**EXERCISE GOAL:**
Count how many lines contain "省自然资源厅" and reply with that number only.

DATA PROVIDED start

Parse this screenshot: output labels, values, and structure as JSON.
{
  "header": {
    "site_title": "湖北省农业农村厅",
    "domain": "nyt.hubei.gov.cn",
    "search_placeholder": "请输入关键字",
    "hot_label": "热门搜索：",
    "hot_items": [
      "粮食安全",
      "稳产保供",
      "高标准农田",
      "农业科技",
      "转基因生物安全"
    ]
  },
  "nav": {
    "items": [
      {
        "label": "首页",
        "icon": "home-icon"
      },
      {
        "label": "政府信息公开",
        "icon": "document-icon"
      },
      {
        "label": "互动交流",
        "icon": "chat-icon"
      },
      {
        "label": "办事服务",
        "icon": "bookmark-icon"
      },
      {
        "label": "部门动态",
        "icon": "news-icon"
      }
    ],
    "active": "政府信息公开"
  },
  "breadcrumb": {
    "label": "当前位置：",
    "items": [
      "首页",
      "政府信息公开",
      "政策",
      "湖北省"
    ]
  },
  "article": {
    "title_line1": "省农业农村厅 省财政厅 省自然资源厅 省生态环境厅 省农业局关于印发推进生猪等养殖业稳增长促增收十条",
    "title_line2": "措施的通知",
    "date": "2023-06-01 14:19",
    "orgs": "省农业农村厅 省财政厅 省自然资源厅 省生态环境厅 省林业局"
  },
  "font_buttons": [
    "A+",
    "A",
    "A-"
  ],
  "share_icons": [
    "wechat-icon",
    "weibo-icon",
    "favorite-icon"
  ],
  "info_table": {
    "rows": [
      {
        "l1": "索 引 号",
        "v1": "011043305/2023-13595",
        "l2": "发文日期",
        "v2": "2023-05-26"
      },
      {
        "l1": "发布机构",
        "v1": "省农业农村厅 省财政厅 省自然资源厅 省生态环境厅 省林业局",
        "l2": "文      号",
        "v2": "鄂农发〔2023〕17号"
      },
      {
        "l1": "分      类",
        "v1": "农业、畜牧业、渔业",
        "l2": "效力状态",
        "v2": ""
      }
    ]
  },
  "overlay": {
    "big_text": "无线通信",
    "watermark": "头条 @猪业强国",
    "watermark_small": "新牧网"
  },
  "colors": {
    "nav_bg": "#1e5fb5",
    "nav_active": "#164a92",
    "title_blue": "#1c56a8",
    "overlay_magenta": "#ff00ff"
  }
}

DATA PROVIDED end

**ANSWER TO THE TASK:**
3